WHAT YOU SHOULD DO - Repeat every line of the listing below exactly, minus the pictures.

* Start ENTRIES *

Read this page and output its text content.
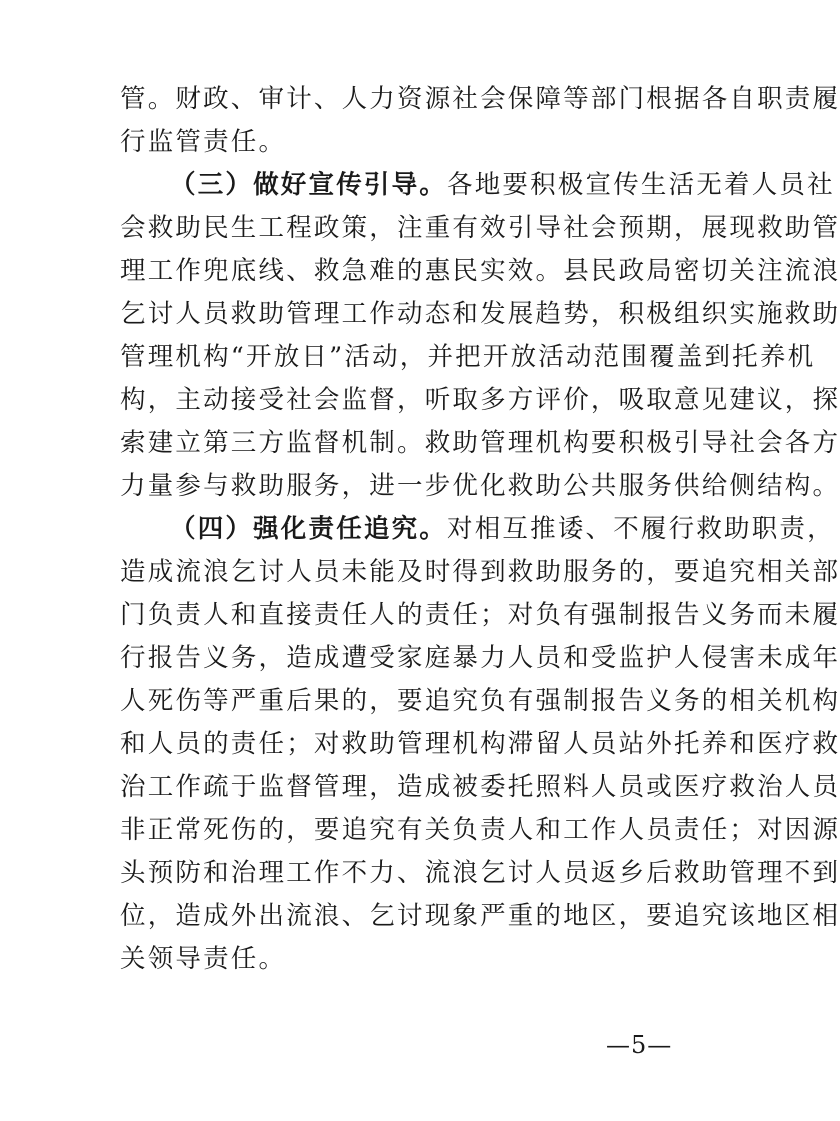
管。财政、审计、人力资源社会保障等部门根据各自职责履
行监管责任。
（三）做好宣传引导。各地要积极宣传生活无着人员社
会救助民生工程政策，注重有效引导社会预期，展现救助管
理工作兜底线、救急难的惠民实效。县民政局密切关注流浪
乞讨人员救助管理工作动态和发展趋势，积极组织实施救助
管理机构“开放日”活动，并把开放活动范围覆盖到托养机
构，主动接受社会监督，听取多方评价，吸取意见建议，探
索建立第三方监督机制。救助管理机构要积极引导社会各方
力量参与救助服务，进一步优化救助公共服务供给侧结构。
（四）强化责任追究。对相互推诿、不履行救助职责，
造成流浪乞讨人员未能及时得到救助服务的，要追究相关部
门负责人和直接责任人的责任；对负有强制报告义务而未履
行报告义务，造成遭受家庭暴力人员和受监护人侵害未成年
人死伤等严重后果的，要追究负有强制报告义务的相关机构
和人员的责任；对救助管理机构滞留人员站外托养和医疗救
治工作疏于监督管理，造成被委托照料人员或医疗救治人员
非正常死伤的，要追究有关负责人和工作人员责任；对因源
头预防和治理工作不力、流浪乞讨人员返乡后救助管理不到
位，造成外出流浪、乞讨现象严重的地区，要追究该地区相
关领导责任。
—5—
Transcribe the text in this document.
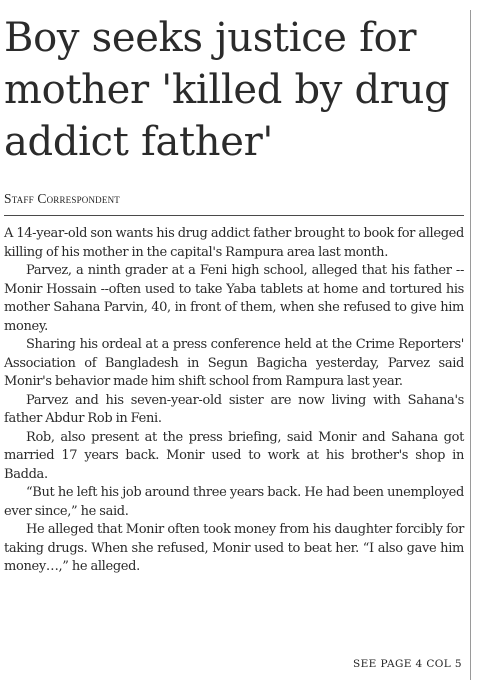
Boy seeks justice for mother 'killed by drug addict father'
Staff Correspondent

A 14-year-old son wants his drug addict father brought to book for alleged killing of his mother in the capital's Rampura area last month.

Parvez, a ninth grader at a Feni high school, alleged that his father -- Monir Hossain --often used to take Yaba tablets at home and tortured his mother Sahana Parvin, 40, in front of them, when she refused to give him money.

Sharing his ordeal at a press conference held at the Crime Reporters' Association of Bangladesh in Segun Bagicha yesterday, Parvez said Monir's behavior made him shift school from Rampura last year.

Parvez and his seven-year-old sister are now living with Sahana's father Abdur Rob in Feni.

Rob, also present at the press briefing, said Monir and Sahana got married 17 years back. Monir used to work at his brother's shop in Badda.

“But he left his job around three years back. He had been unemployed ever since,” he said.

He alleged that Monir often took money from his daughter forcibly for taking drugs. When she refused, Monir used to beat her. “I also gave him money…,” he alleged.

SEE PAGE 4 COL 5
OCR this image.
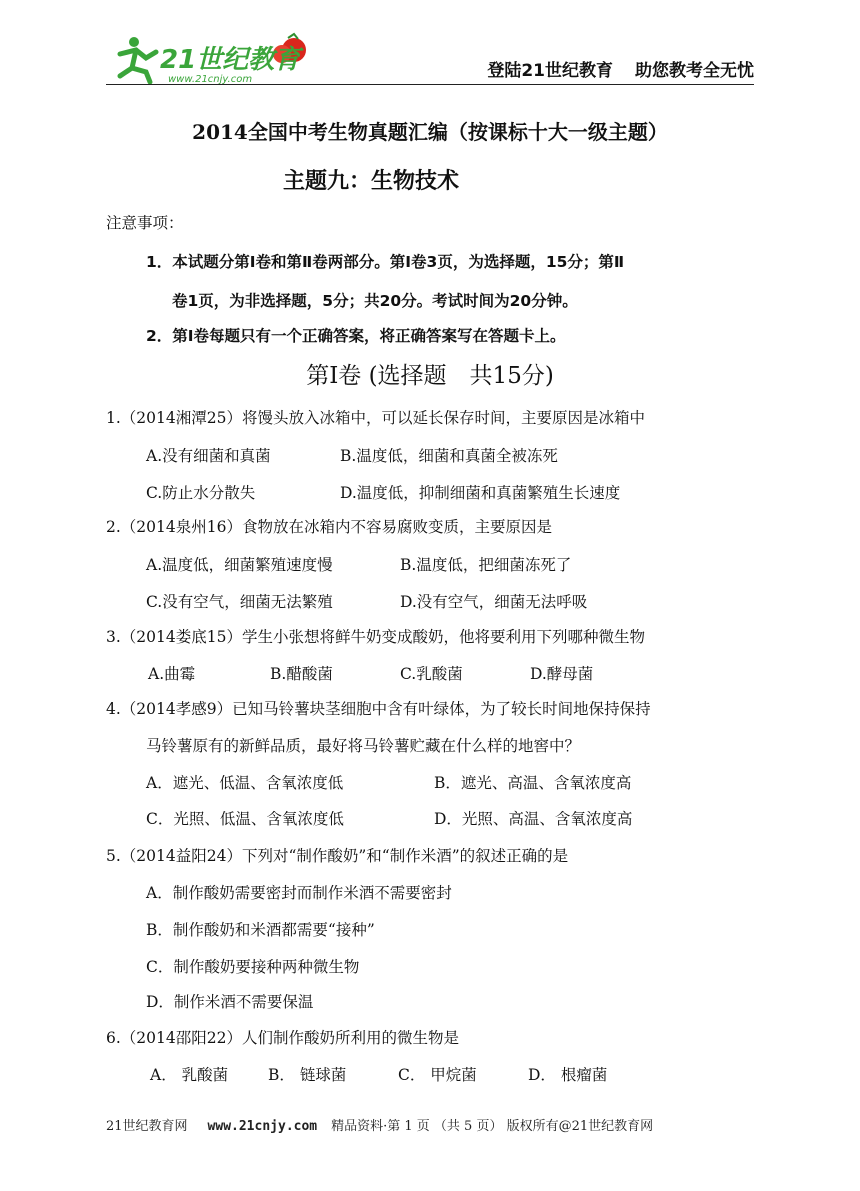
21世纪教育
www.21cnjy.com	登陆21世纪教育 助您教考全无忧
2014全国中考生物真题汇编（按课标十大一级主题）
主题九：生物技术
注意事项：
1．本试题分第Ⅰ卷和第Ⅱ卷两部分。第Ⅰ卷3页，为选择题，15分；第Ⅱ
卷1页，为非选择题，5分；共20分。考试时间为20分钟。
2．第Ⅰ卷每题只有一个正确答案，将正确答案写在答题卡上。
第Ⅰ卷 (选择题　共15分)
1.（2014湘潭25）将馒头放入冰箱中，可以延长保存时间，主要原因是冰箱中
A.没有细菌和真菌	B.温度低，细菌和真菌全被冻死
C.防止水分散失	D.温度低，抑制细菌和真菌繁殖生长速度
2.（2014泉州16）食物放在冰箱内不容易腐败变质，主要原因是
A.温度低，细菌繁殖速度慢	B.温度低，把细菌冻死了
C.没有空气，细菌无法繁殖	D.没有空气，细菌无法呼吸
3.（2014娄底15）学生小张想将鲜牛奶变成酸奶，他将要利用下列哪种微生物
A.曲霉	B.醋酸菌	C.乳酸菌	D.酵母菌
4.（2014孝感9）已知马铃薯块茎细胞中含有叶绿体，为了较长时间地保持保持
马铃薯原有的新鲜品质，最好将马铃薯贮藏在什么样的地窖中？
A．遮光、低温、含氧浓度低	B．遮光、高温、含氧浓度高
C．光照、低温、含氧浓度低	D．光照、高温、含氧浓度高
5.（2014益阳24）下列对“制作酸奶”和“制作米酒”的叙述正确的是
A．制作酸奶需要密封而制作米酒不需要密封
B．制作酸奶和米酒都需要“接种”
C．制作酸奶要接种两种微生物
D．制作米酒不需要保温
6.（2014邵阳22）人们制作酸奶所利用的微生物是
A． 乳酸菌	B． 链球菌	C． 甲烷菌	D． 根瘤菌
21世纪教育网 www.21cnjy.com 精品资料·第 1 页 （共 5 页） 版权所有@21世纪教育网
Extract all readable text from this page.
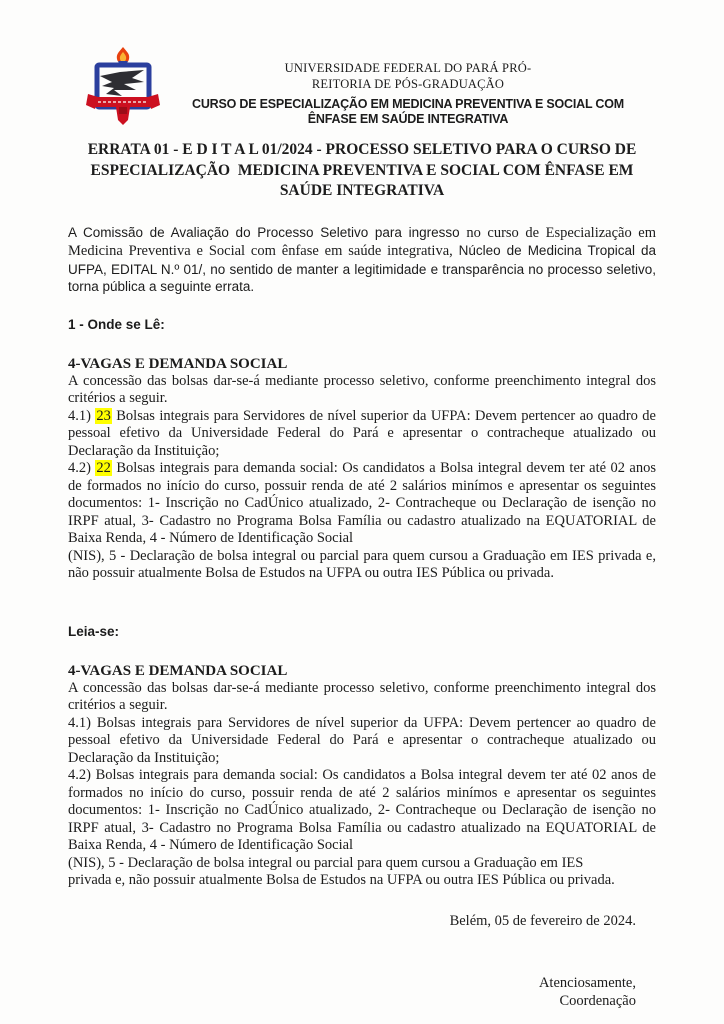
UNIVERSIDADE FEDERAL DO PARÁ PRÓ-
REITORIA DE PÓS-GRADUAÇÃO
CURSO DE ESPECIALIZAÇÃO EM MEDICINA PREVENTIVA E SOCIAL COM ÊNFASE EM SAÚDE INTEGRATIVA
ERRATA 01 - E D I T A L 01/2024 - PROCESSO SELETIVO PARA O CURSO DE ESPECIALIZAÇÃO  MEDICINA PREVENTIVA E SOCIAL COM ÊNFASE EM SAÚDE INTEGRATIVA

A Comissão de Avaliação do Processo Seletivo para ingresso no curso de Especialização em Medicina Preventiva e Social com ênfase em saúde integrativa, Núcleo de Medicina Tropical da UFPA, EDITAL N.º 01/, no sentido de manter a legitimidade e transparência no processo seletivo, torna pública a seguinte errata.

1 - Onde se Lê:
4-VAGAS E DEMANDA SOCIAL

A concessão das bolsas dar-se-á mediante processo seletivo, conforme preenchimento integral dos critérios a seguir.

4.1) 23 Bolsas integrais para Servidores de nível superior da UFPA: Devem pertencer ao quadro de pessoal efetivo da Universidade Federal do Pará e apresentar o contracheque atualizado ou Declaração da Instituição;

4.2) 22 Bolsas integrais para demanda social: Os candidatos a Bolsa integral devem ter até 02 anos de formados no início do curso, possuir renda de até 2 salários minímos e apresentar os seguintes documentos: 1- Inscrição no CadÚnico atualizado, 2- Contracheque ou Declaração de isenção no IRPF atual, 3- Cadastro no Programa Bolsa Família ou cadastro atualizado na EQUATORIAL de Baixa Renda, 4 - Número de Identificação Social

(NIS), 5 - Declaração de bolsa integral ou parcial para quem cursou a Graduação em IES privada e, não possuir atualmente Bolsa de Estudos na UFPA ou outra IES Pública ou privada.

Leia-se:
4-VAGAS E DEMANDA SOCIAL

A concessão das bolsas dar-se-á mediante processo seletivo, conforme preenchimento integral dos critérios a seguir.

4.1) Bolsas integrais para Servidores de nível superior da UFPA: Devem pertencer ao quadro de pessoal efetivo da Universidade Federal do Pará e apresentar o contracheque atualizado ou Declaração da Instituição;

4.2) Bolsas integrais para demanda social: Os candidatos a Bolsa integral devem ter até 02 anos de formados no início do curso, possuir renda de até 2 salários minímos e apresentar os seguintes documentos: 1- Inscrição no CadÚnico atualizado, 2- Contracheque ou Declaração de isenção no IRPF atual, 3- Cadastro no Programa Bolsa Família ou cadastro atualizado na EQUATORIAL de Baixa Renda, 4 - Número de Identificação Social

(NIS), 5 - Declaração de bolsa integral ou parcial para quem cursou a Graduação em IES
privada e, não possuir atualmente Bolsa de Estudos na UFPA ou outra IES Pública ou privada.
Belém, 05 de fevereiro de 2024.
Atenciosamente,
Coordenação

* End ENTRIES *

COMPLETED TASK -
Read this page and output its text content.
管。财政、审计、人力资源社会保障等部门根据各自职责履
行监管责任。
（三）做好宣传引导。各地要积极宣传生活无着人员社
会救助民生工程政策，注重有效引导社会预期，展现救助管
理工作兜底线、救急难的惠民实效。县民政局密切关注流浪
乞讨人员救助管理工作动态和发展趋势，积极组织实施救助
管理机构“开放日”活动，并把开放活动范围覆盖到托养机
构，主动接受社会监督，听取多方评价，吸取意见建议，探
索建立第三方监督机制。救助管理机构要积极引导社会各方
力量参与救助服务，进一步优化救助公共服务供给侧结构。
（四）强化责任追究。对相互推诿、不履行救助职责，
造成流浪乞讨人员未能及时得到救助服务的，要追究相关部
门负责人和直接责任人的责任；对负有强制报告义务而未履
行报告义务，造成遭受家庭暴力人员和受监护人侵害未成年
人死伤等严重后果的，要追究负有强制报告义务的相关机构
和人员的责任；对救助管理机构滞留人员站外托养和医疗救
治工作疏于监督管理，造成被委托照料人员或医疗救治人员
非正常死伤的，要追究有关负责人和工作人员责任；对因源
头预防和治理工作不力、流浪乞讨人员返乡后救助管理不到
位，造成外出流浪、乞讨现象严重的地区，要追究该地区相
关领导责任。
—5—
Transcribe the text in this document.
Boy seeks justice for mother 'killed by drug addict father'
Staff Correspondent

A 14-year-old son wants his drug addict father brought to book for alleged killing of his mother in the capital's Rampura area last month.

Parvez, a ninth grader at a Feni high school, alleged that his father -- Monir Hossain --often used to take Yaba tablets at home and tortured his mother Sahana Parvin, 40, in front of them, when she refused to give him money.

Sharing his ordeal at a press conference held at the Crime Reporters' Association of Bangladesh in Segun Bagicha yesterday, Parvez said Monir's behavior made him shift school from Rampura last year.

Parvez and his seven-year-old sister are now living with Sahana's father Abdur Rob in Feni.

Rob, also present at the press briefing, said Monir and Sahana got married 17 years back. Monir used to work at his brother's shop in Badda.

“But he left his job around three years back. He had been unemployed ever since,” he said.

He alleged that Monir often took money from his daughter forcibly for taking drugs. When she refused, Monir used to beat her. “I also gave him money…,” he alleged.

SEE PAGE 4 COL 5
OCR this image.
21世纪教育
www.21cnjy.com	登陆21世纪教育 助您教考全无忧
2014全国中考生物真题汇编（按课标十大一级主题）
主题九：生物技术
注意事项：
1．本试题分第Ⅰ卷和第Ⅱ卷两部分。第Ⅰ卷3页，为选择题，15分；第Ⅱ
卷1页，为非选择题，5分；共20分。考试时间为20分钟。
2．第Ⅰ卷每题只有一个正确答案，将正确答案写在答题卡上。
第Ⅰ卷 (选择题　共15分)
1.（2014湘潭25）将馒头放入冰箱中，可以延长保存时间，主要原因是冰箱中
A.没有细菌和真菌	B.温度低，细菌和真菌全被冻死
C.防止水分散失	D.温度低，抑制细菌和真菌繁殖生长速度
2.（2014泉州16）食物放在冰箱内不容易腐败变质，主要原因是
A.温度低，细菌繁殖速度慢	B.温度低，把细菌冻死了
C.没有空气，细菌无法繁殖	D.没有空气，细菌无法呼吸
3.（2014娄底15）学生小张想将鲜牛奶变成酸奶，他将要利用下列哪种微生物
A.曲霉	B.醋酸菌	C.乳酸菌	D.酵母菌
4.（2014孝感9）已知马铃薯块茎细胞中含有叶绿体，为了较长时间地保持保持
马铃薯原有的新鲜品质，最好将马铃薯贮藏在什么样的地窖中？
A．遮光、低温、含氧浓度低	B．遮光、高温、含氧浓度高
C．光照、低温、含氧浓度低	D．光照、高温、含氧浓度高
5.（2014益阳24）下列对“制作酸奶”和“制作米酒”的叙述正确的是
A．制作酸奶需要密封而制作米酒不需要密封
B．制作酸奶和米酒都需要“接种”
C．制作酸奶要接种两种微生物
D．制作米酒不需要保温
6.（2014邵阳22）人们制作酸奶所利用的微生物是
A． 乳酸菌	B． 链球菌	C． 甲烷菌	D． 根瘤菌
21世纪教育网 www.21cnjy.com 精品资料·第 1 页 （共 5 页） 版权所有@21世纪教育网
Extract all readable text from this page.
UNIVERSIDADE FEDERAL DO PARÁ PRÓ-
REITORIA DE PÓS-GRADUAÇÃO
CURSO DE ESPECIALIZAÇÃO EM MEDICINA PREVENTIVA E SOCIAL COM ÊNFASE EM SAÚDE INTEGRATIVA
ERRATA 01 - E D I T A L 01/2024 - PROCESSO SELETIVO PARA O CURSO DE ESPECIALIZAÇÃO  MEDICINA PREVENTIVA E SOCIAL COM ÊNFASE EM SAÚDE INTEGRATIVA

A Comissão de Avaliação do Processo Seletivo para ingresso no curso de Especialização em Medicina Preventiva e Social com ênfase em saúde integrativa, Núcleo de Medicina Tropical da UFPA, EDITAL N.º 01/, no sentido de manter a legitimidade e transparência no processo seletivo, torna pública a seguinte errata.

1 - Onde se Lê:
4-VAGAS E DEMANDA SOCIAL

A concessão das bolsas dar-se-á mediante processo seletivo, conforme preenchimento integral dos critérios a seguir.

4.1) 23 Bolsas integrais para Servidores de nível superior da UFPA: Devem pertencer ao quadro de pessoal efetivo da Universidade Federal do Pará e apresentar o contracheque atualizado ou Declaração da Instituição;

4.2) 22 Bolsas integrais para demanda social: Os candidatos a Bolsa integral devem ter até 02 anos de formados no início do curso, possuir renda de até 2 salários minímos e apresentar os seguintes documentos: 1- Inscrição no CadÚnico atualizado, 2- Contracheque ou Declaração de isenção no IRPF atual, 3- Cadastro no Programa Bolsa Família ou cadastro atualizado na EQUATORIAL de Baixa Renda, 4 - Número de Identificação Social

(NIS), 5 - Declaração de bolsa integral ou parcial para quem cursou a Graduação em IES privada e, não possuir atualmente Bolsa de Estudos na UFPA ou outra IES Pública ou privada.

Leia-se:
4-VAGAS E DEMANDA SOCIAL

A concessão das bolsas dar-se-á mediante processo seletivo, conforme preenchimento integral dos critérios a seguir.

4.1) Bolsas integrais para Servidores de nível superior da UFPA: Devem pertencer ao quadro de pessoal efetivo da Universidade Federal do Pará e apresentar o contracheque atualizado ou Declaração da Instituição;

4.2) Bolsas integrais para demanda social: Os candidatos a Bolsa integral devem ter até 02 anos de formados no início do curso, possuir renda de até 2 salários minímos e apresentar os seguintes documentos: 1- Inscrição no CadÚnico atualizado, 2- Contracheque ou Declaração de isenção no IRPF atual, 3- Cadastro no Programa Bolsa Família ou cadastro atualizado na EQUATORIAL de Baixa Renda, 4 - Número de Identificação Social

(NIS), 5 - Declaração de bolsa integral ou parcial para quem cursou a Graduação em IES
privada e, não possuir atualmente Bolsa de Estudos na UFPA ou outra IES Pública ou privada.
Belém, 05 de fevereiro de 2024.
Atenciosamente,
Coordenação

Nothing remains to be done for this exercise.